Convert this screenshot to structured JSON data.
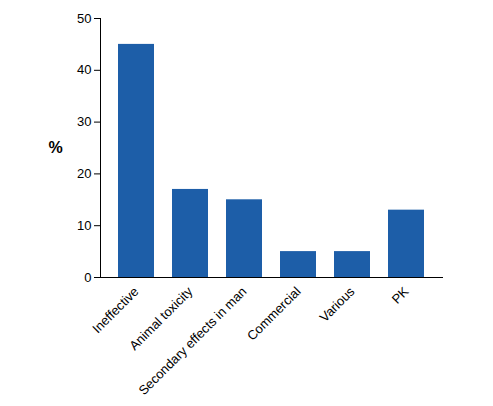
{
  "chart_data": {
    "type": "bar",
    "ylabel": "%",
    "categories": [
      "Ineffective",
      "Animal toxicity",
      "Secondary effects in man",
      "Commercial",
      "Various",
      "PK"
    ],
    "values": [
      45,
      17,
      15,
      5,
      5,
      13
    ],
    "color": "#1d5ea8",
    "ylim": [
      0,
      50
    ],
    "yticks": [
      0,
      10,
      20,
      30,
      40,
      50
    ],
    "grid": false
  }
}
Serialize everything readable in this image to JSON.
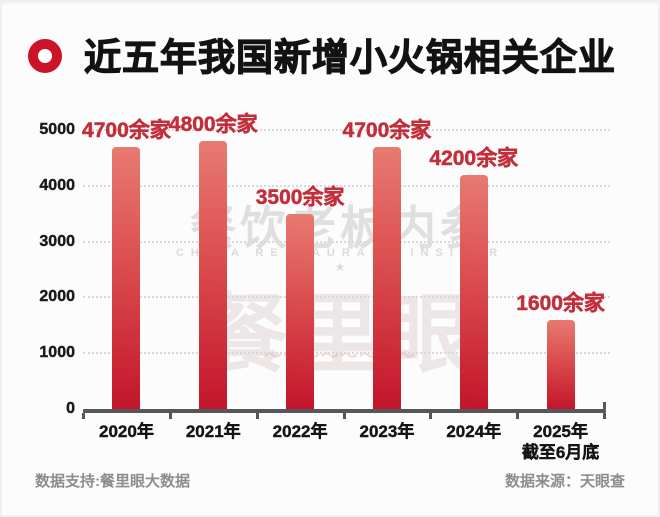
{
  "header": {
    "title": "近五年我国新增小火锅相关企业"
  },
  "watermark": {
    "brand_cn": "餐饮老板内参",
    "brand_en": "CHINA RESTAURANT INSIDER",
    "star": "★",
    "product": "餐里眼",
    "squiggle": "〜〜〜〜〜〜〜〜"
  },
  "footer": {
    "support": "数据支持:餐里眼大数据",
    "source": "数据来源：天眼查"
  },
  "chart_data": {
    "type": "bar",
    "title": "近五年我国新增小火锅相关企业",
    "categories": [
      "2020年",
      "2021年",
      "2022年",
      "2023年",
      "2024年",
      "2025年"
    ],
    "category_sublabels": [
      "",
      "",
      "",
      "",
      "",
      "截至6月底"
    ],
    "values": [
      4700,
      4800,
      3500,
      4700,
      4200,
      1600
    ],
    "value_labels": [
      "4700余家",
      "4800余家",
      "3500余家",
      "4700余家",
      "4200余家",
      "1600余家"
    ],
    "xlabel": "",
    "ylabel": "",
    "ylim": [
      0,
      5000
    ],
    "yticks": [
      0,
      1000,
      2000,
      3000,
      4000,
      5000
    ],
    "grid": "horizontal-dotted",
    "legend": "none",
    "colors": {
      "bar_top": "#e87a72",
      "bar_mid": "#dd5453",
      "bar_bottom": "#c3152b",
      "value_label": "#c22f3a",
      "axis": "#56575a",
      "tick_label": "#1a1a1a",
      "gridline": "#d9d9d9"
    }
  }
}
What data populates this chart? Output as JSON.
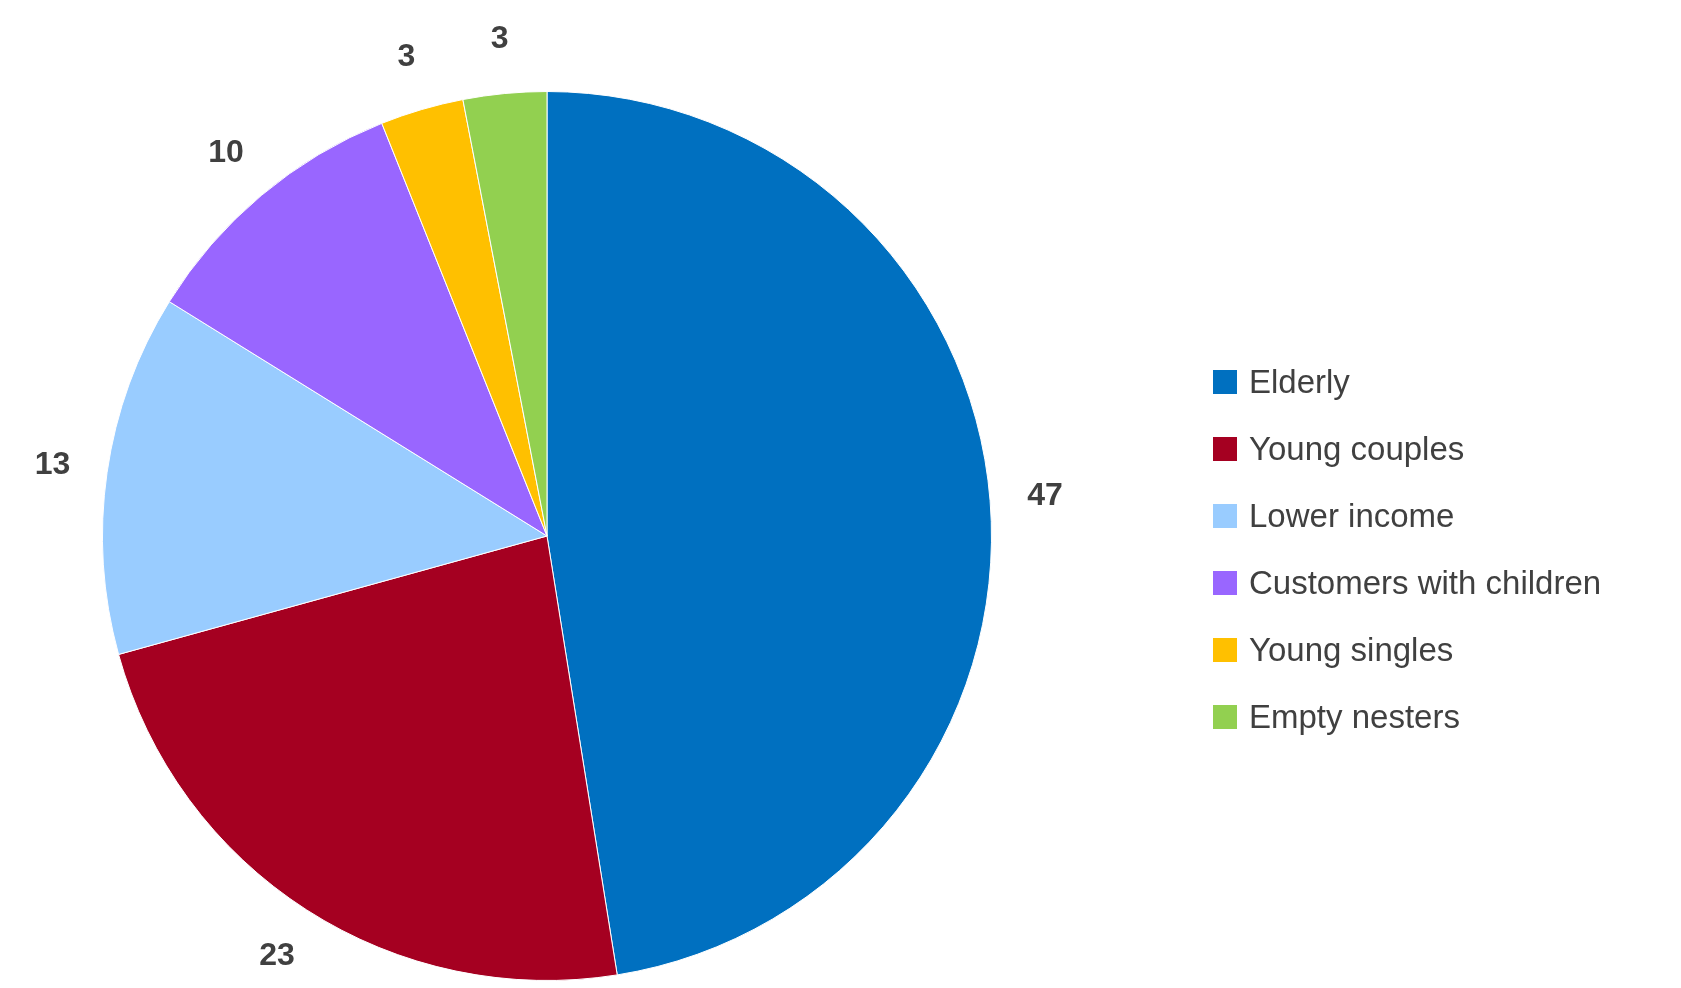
{
  "chart_data": {
    "type": "pie",
    "categories": [
      "Elderly",
      "Young couples",
      "Lower income",
      "Customers with children",
      "Young singles",
      "Empty nesters"
    ],
    "values": [
      47,
      23,
      13,
      10,
      3,
      3
    ],
    "colors": [
      "#0070c0",
      "#a50021",
      "#99ccff",
      "#9966ff",
      "#ffc000",
      "#92d050"
    ],
    "data_labels": true,
    "legend": "right"
  }
}
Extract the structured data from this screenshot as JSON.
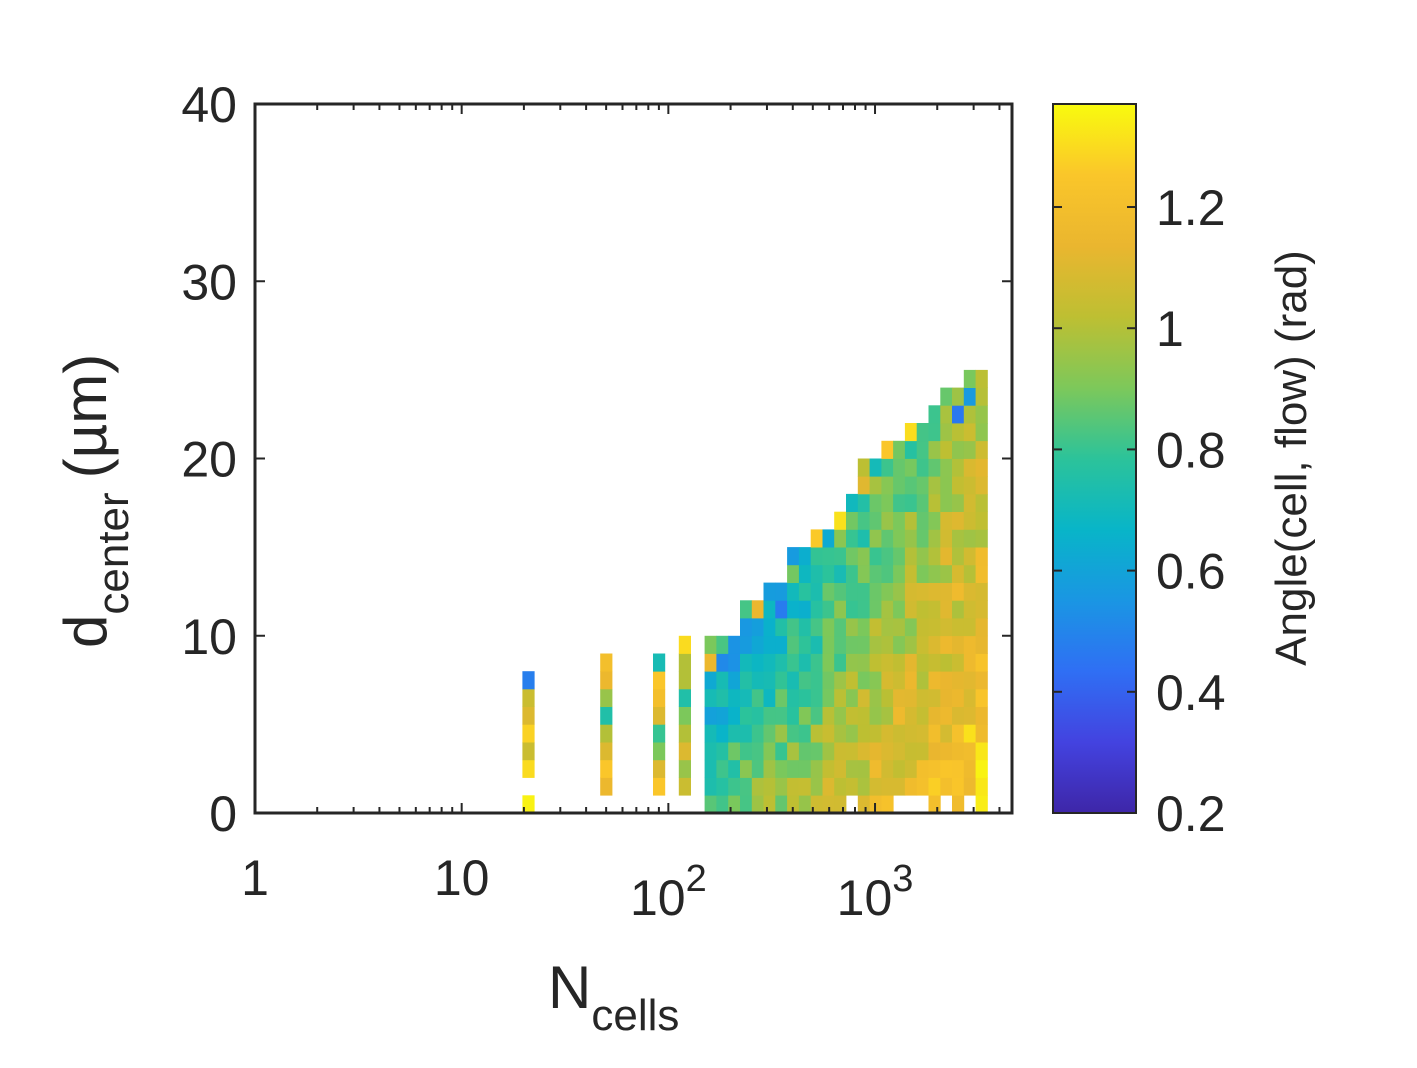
{
  "chart_data": {
    "type": "heatmap",
    "title": "",
    "xlabel": "N",
    "xlabel_sub": "cells",
    "ylabel": "d",
    "ylabel_sub": "center",
    "ylabel_unit": "(µm)",
    "x_scale": "log",
    "xlim": [
      1,
      4600
    ],
    "ylim": [
      0,
      40
    ],
    "x_ticks": [
      {
        "value": 1,
        "base": "1",
        "exp": ""
      },
      {
        "value": 10,
        "base": "10",
        "exp": ""
      },
      {
        "value": 100,
        "base": "10",
        "exp": "2"
      },
      {
        "value": 1000,
        "base": "10",
        "exp": "3"
      }
    ],
    "y_ticks": [
      "0",
      "10",
      "20",
      "30",
      "40"
    ],
    "colorbar": {
      "label": "Angle(cell, flow) (rad)",
      "range": [
        0.2,
        1.37
      ],
      "ticks": [
        "0.2",
        "0.4",
        "0.6",
        "0.8",
        "1",
        "1.2"
      ],
      "colormap": "parula"
    },
    "bin_width_log10": 0.057,
    "bin_height": 1,
    "grid": false,
    "cells": [
      [
        21,
        0,
        1.35
      ],
      [
        21,
        2,
        1.3
      ],
      [
        21,
        3,
        1.05
      ],
      [
        21,
        4,
        1.28
      ],
      [
        21,
        5,
        1.1
      ],
      [
        21,
        6,
        1.05
      ],
      [
        21,
        7,
        0.48
      ],
      [
        50,
        1,
        1.15
      ],
      [
        50,
        2,
        1.25
      ],
      [
        50,
        3,
        1.1
      ],
      [
        50,
        4,
        1.0
      ],
      [
        50,
        5,
        0.75
      ],
      [
        50,
        6,
        0.95
      ],
      [
        50,
        7,
        1.15
      ],
      [
        50,
        8,
        1.2
      ],
      [
        90,
        1,
        1.25
      ],
      [
        90,
        2,
        1.1
      ],
      [
        90,
        3,
        0.9
      ],
      [
        90,
        4,
        0.8
      ],
      [
        90,
        5,
        1.1
      ],
      [
        90,
        6,
        1.2
      ],
      [
        90,
        7,
        1.25
      ],
      [
        90,
        8,
        0.72
      ],
      [
        120,
        1,
        1.05
      ],
      [
        120,
        2,
        0.95
      ],
      [
        120,
        3,
        1.1
      ],
      [
        120,
        4,
        1.0
      ],
      [
        120,
        5,
        0.9
      ],
      [
        120,
        6,
        0.75
      ],
      [
        120,
        7,
        1.0
      ],
      [
        120,
        8,
        1.0
      ],
      [
        120,
        9,
        1.3
      ]
    ],
    "region": {
      "x_start": 160,
      "x_end": 3600,
      "top_edge": [
        [
          160,
          10
        ],
        [
          220,
          12
        ],
        [
          300,
          13
        ],
        [
          400,
          15
        ],
        [
          500,
          16
        ],
        [
          600,
          17
        ],
        [
          700,
          18
        ],
        [
          850,
          20
        ],
        [
          1100,
          21
        ],
        [
          1400,
          22
        ],
        [
          1700,
          23
        ],
        [
          2100,
          24
        ],
        [
          2600,
          25
        ],
        [
          3600,
          26
        ]
      ]
    }
  }
}
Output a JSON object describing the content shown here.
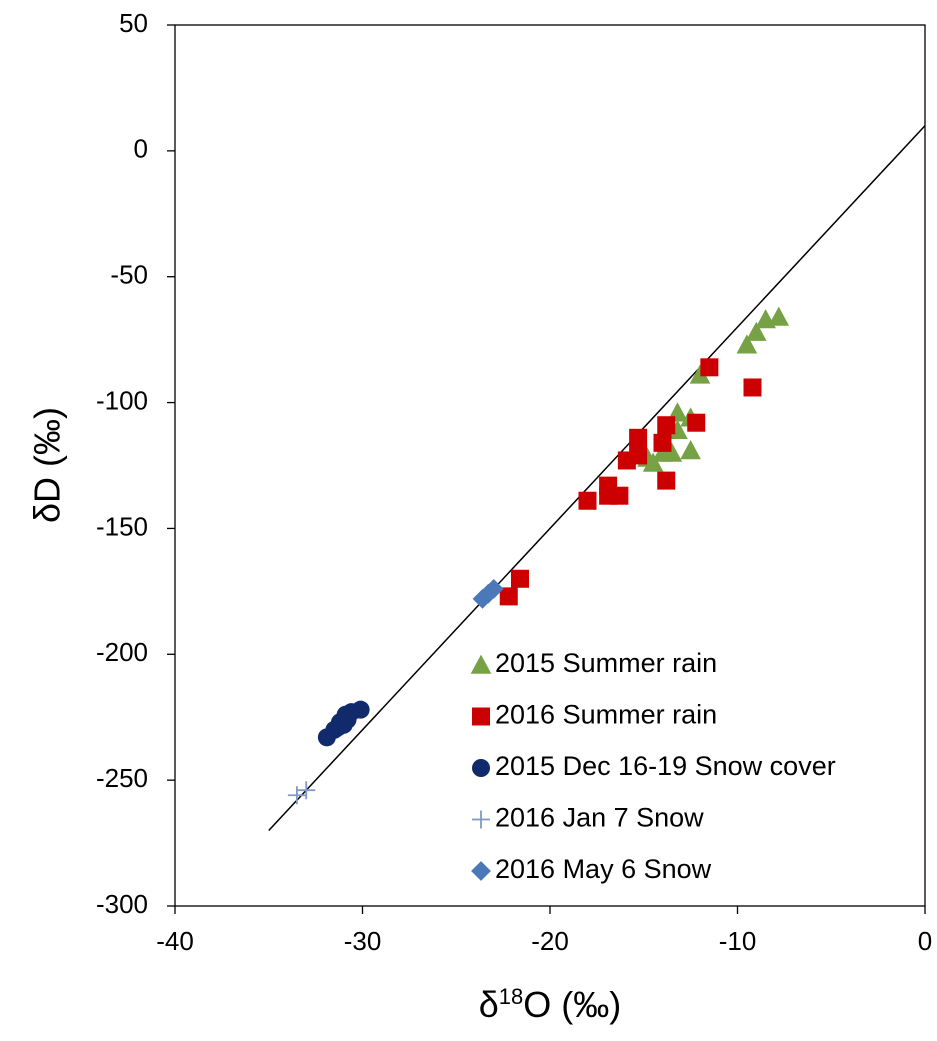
{
  "chart_data": {
    "type": "scatter",
    "xlabel": {
      "prefix": "δ",
      "sup": "18",
      "suffix": "O (‰)"
    },
    "ylabel": "δD (‰)",
    "xlim": [
      -40,
      0
    ],
    "ylim": [
      -300,
      50
    ],
    "x_ticks": [
      -40,
      -30,
      -20,
      -10,
      0
    ],
    "y_ticks": [
      50,
      0,
      -50,
      -100,
      -150,
      -200,
      -250,
      -300
    ],
    "grid": false,
    "legend_position": "bottom-right",
    "reference_line": {
      "slope": 8,
      "intercept": 10,
      "x_range": [
        -35,
        0
      ]
    },
    "series": [
      {
        "name": "2015  Summer rain",
        "marker": "triangle",
        "color": "#77a145",
        "points": [
          [
            -7.8,
            -66
          ],
          [
            -8.5,
            -67
          ],
          [
            -9.0,
            -72
          ],
          [
            -9.5,
            -77
          ],
          [
            -12.0,
            -89
          ],
          [
            -12.5,
            -106
          ],
          [
            -13.2,
            -104
          ],
          [
            -13.2,
            -111
          ],
          [
            -13.5,
            -120
          ],
          [
            -12.5,
            -119
          ],
          [
            -14.0,
            -120
          ],
          [
            -14.5,
            -124
          ],
          [
            -14.8,
            -122
          ]
        ]
      },
      {
        "name": "2016 Summer rain",
        "marker": "square",
        "color": "#cc0000",
        "points": [
          [
            -11.5,
            -86
          ],
          [
            -9.2,
            -94
          ],
          [
            -12.2,
            -108
          ],
          [
            -13.8,
            -109
          ],
          [
            -14.0,
            -116
          ],
          [
            -15.3,
            -114
          ],
          [
            -15.3,
            -121
          ],
          [
            -15.9,
            -123
          ],
          [
            -13.8,
            -131
          ],
          [
            -16.3,
            -137
          ],
          [
            -16.9,
            -137
          ],
          [
            -16.9,
            -133
          ],
          [
            -18.0,
            -139
          ],
          [
            -21.6,
            -170
          ],
          [
            -22.2,
            -177
          ]
        ]
      },
      {
        "name": "2015 Dec 16-19 Snow cover",
        "marker": "circle",
        "color": "#102a6b",
        "points": [
          [
            -30.1,
            -222
          ],
          [
            -30.6,
            -223
          ],
          [
            -30.9,
            -224
          ],
          [
            -30.8,
            -226
          ],
          [
            -31.2,
            -227
          ],
          [
            -31.3,
            -229
          ],
          [
            -31.0,
            -228
          ],
          [
            -31.5,
            -230
          ],
          [
            -31.9,
            -233
          ]
        ]
      },
      {
        "name": "2016 Jan 7 Snow",
        "marker": "plus",
        "color": "#7f9ac8",
        "points": [
          [
            -33.0,
            -254
          ],
          [
            -33.5,
            -256
          ]
        ]
      },
      {
        "name": "2016 May 6 Snow",
        "marker": "diamond",
        "color": "#4a78b8",
        "points": [
          [
            -23.0,
            -174
          ],
          [
            -23.3,
            -176
          ],
          [
            -23.6,
            -178
          ]
        ]
      }
    ]
  }
}
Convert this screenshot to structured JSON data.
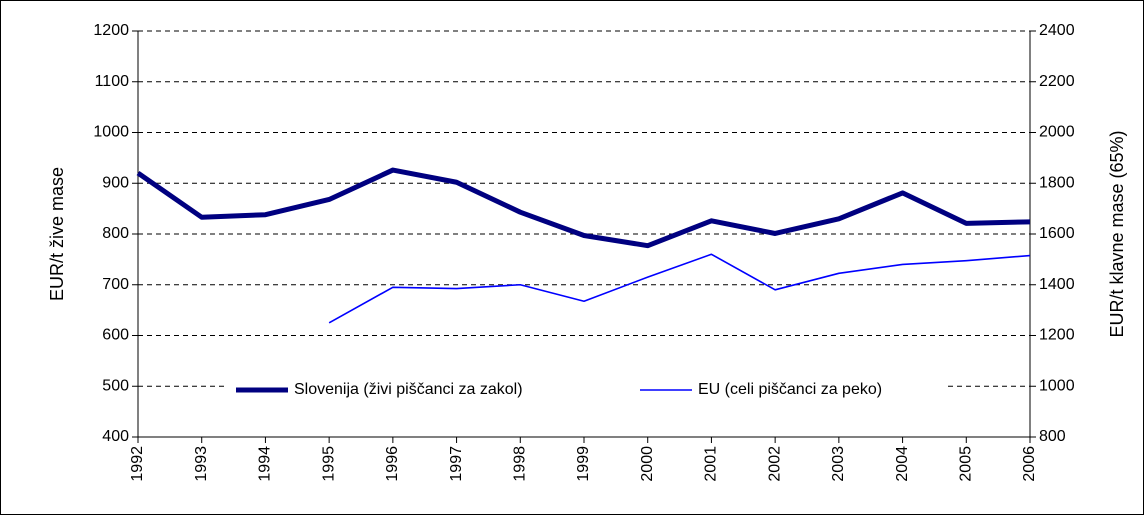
{
  "chart_data": {
    "type": "line",
    "categories": [
      "1992",
      "1993",
      "1994",
      "1995",
      "1996",
      "1997",
      "1998",
      "1999",
      "2000",
      "2001",
      "2002",
      "2003",
      "2004",
      "2005",
      "2006"
    ],
    "series": [
      {
        "name": "Slovenija (živi piščanci za zakol)",
        "color": "#000080",
        "values": [
          920,
          833,
          838,
          868,
          926,
          902,
          843,
          797,
          777,
          826,
          801,
          830,
          881,
          821,
          824
        ]
      },
      {
        "name": "EU (celi piščanci za peko)",
        "color": "#0000ff",
        "axis": "y2",
        "values": [
          null,
          null,
          null,
          1250,
          1390,
          1385,
          1400,
          1335,
          1430,
          1520,
          1380,
          1445,
          1480,
          1495,
          1515
        ]
      }
    ],
    "ylabel": "EUR/t žive mase",
    "y2label": "EUR/t klavne mase (65%)",
    "ylim": [
      400,
      1200
    ],
    "yticks": [
      400,
      500,
      600,
      700,
      800,
      900,
      1000,
      1100,
      1200
    ],
    "y2lim": [
      800,
      2400
    ],
    "y2ticks": [
      800,
      1000,
      1200,
      1400,
      1600,
      1800,
      2000,
      2200,
      2400
    ],
    "grid": true,
    "legend": "bottom"
  }
}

INSTRUCTIONS FOR THE TASK
Look over the records above and copy each line that includes the string "type".

SOLVED EXERCISE
    "type": "bar",
    "type": "bar",
    "type": "pie",
    "type": "heatmap",
    "type": "scatter",
    "type": "line",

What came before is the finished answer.